··· Data ···
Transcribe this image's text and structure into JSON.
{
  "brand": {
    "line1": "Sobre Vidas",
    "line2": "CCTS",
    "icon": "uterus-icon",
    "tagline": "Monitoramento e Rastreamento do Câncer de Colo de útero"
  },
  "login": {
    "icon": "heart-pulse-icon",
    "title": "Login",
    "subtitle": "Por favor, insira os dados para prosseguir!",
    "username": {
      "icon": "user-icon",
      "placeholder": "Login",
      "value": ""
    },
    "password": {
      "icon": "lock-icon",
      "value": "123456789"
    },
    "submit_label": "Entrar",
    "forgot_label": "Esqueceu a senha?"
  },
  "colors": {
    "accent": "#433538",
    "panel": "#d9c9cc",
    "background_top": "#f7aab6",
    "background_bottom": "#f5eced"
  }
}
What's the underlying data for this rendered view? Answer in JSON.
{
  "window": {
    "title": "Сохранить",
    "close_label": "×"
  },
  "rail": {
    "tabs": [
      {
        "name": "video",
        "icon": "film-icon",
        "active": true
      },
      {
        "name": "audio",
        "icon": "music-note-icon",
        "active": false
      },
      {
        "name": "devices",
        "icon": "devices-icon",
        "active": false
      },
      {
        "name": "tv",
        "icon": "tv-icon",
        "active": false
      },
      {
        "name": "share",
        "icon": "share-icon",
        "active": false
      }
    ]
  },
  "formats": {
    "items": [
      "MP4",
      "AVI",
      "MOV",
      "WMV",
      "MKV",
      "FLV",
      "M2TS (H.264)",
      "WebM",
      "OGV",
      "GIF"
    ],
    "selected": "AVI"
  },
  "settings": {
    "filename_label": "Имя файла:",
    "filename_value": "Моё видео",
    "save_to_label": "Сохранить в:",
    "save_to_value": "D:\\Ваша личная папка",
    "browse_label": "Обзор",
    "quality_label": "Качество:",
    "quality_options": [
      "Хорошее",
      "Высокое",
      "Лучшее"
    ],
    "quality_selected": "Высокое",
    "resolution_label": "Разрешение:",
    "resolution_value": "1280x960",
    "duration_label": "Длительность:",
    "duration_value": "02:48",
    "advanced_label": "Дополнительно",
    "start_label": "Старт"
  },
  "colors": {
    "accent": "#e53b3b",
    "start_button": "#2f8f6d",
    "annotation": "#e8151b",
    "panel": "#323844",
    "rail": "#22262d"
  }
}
···
Exercise task
Repeat the material in full, exactly as it stands.

Output for this exercise
Transcribe this image's text and structure into JSON.
{
  "brand": {
    "line1": "Sobre Vidas",
    "line2": "CCTS",
    "icon": "uterus-icon",
    "tagline": "Monitoramento e Rastreamento do Câncer de Colo de útero"
  },
  "login": {
    "icon": "heart-pulse-icon",
    "title": "Login",
    "subtitle": "Por favor, insira os dados para prosseguir!",
    "username": {
      "icon": "user-icon",
      "placeholder": "Login",
      "value": ""
    },
    "password": {
      "icon": "lock-icon",
      "value": "123456789"
    },
    "submit_label": "Entrar",
    "forgot_label": "Esqueceu a senha?"
  },
  "colors": {
    "accent": "#433538",
    "panel": "#d9c9cc",
    "background_top": "#f7aab6",
    "background_bottom": "#f5eced"
  }
}
What's the underlying data for this rendered view? Answer in JSON.
{
  "window": {
    "title": "Сохранить",
    "close_label": "×"
  },
  "rail": {
    "tabs": [
      {
        "name": "video",
        "icon": "film-icon",
        "active": true
      },
      {
        "name": "audio",
        "icon": "music-note-icon",
        "active": false
      },
      {
        "name": "devices",
        "icon": "devices-icon",
        "active": false
      },
      {
        "name": "tv",
        "icon": "tv-icon",
        "active": false
      },
      {
        "name": "share",
        "icon": "share-icon",
        "active": false
      }
    ]
  },
  "formats": {
    "items": [
      "MP4",
      "AVI",
      "MOV",
      "WMV",
      "MKV",
      "FLV",
      "M2TS (H.264)",
      "WebM",
      "OGV",
      "GIF"
    ],
    "selected": "AVI"
  },
  "settings": {
    "filename_label": "Имя файла:",
    "filename_value": "Моё видео",
    "save_to_label": "Сохранить в:",
    "save_to_value": "D:\\Ваша личная папка",
    "browse_label": "Обзор",
    "quality_label": "Качество:",
    "quality_options": [
      "Хорошее",
      "Высокое",
      "Лучшее"
    ],
    "quality_selected": "Высокое",
    "resolution_label": "Разрешение:",
    "resolution_value": "1280x960",
    "duration_label": "Длительность:",
    "duration_value": "02:48",
    "advanced_label": "Дополнительно",
    "start_label": "Старт"
  },
  "colors": {
    "accent": "#e53b3b",
    "start_button": "#2f8f6d",
    "annotation": "#e8151b",
    "panel": "#323844",
    "rail": "#22262d"
  }
}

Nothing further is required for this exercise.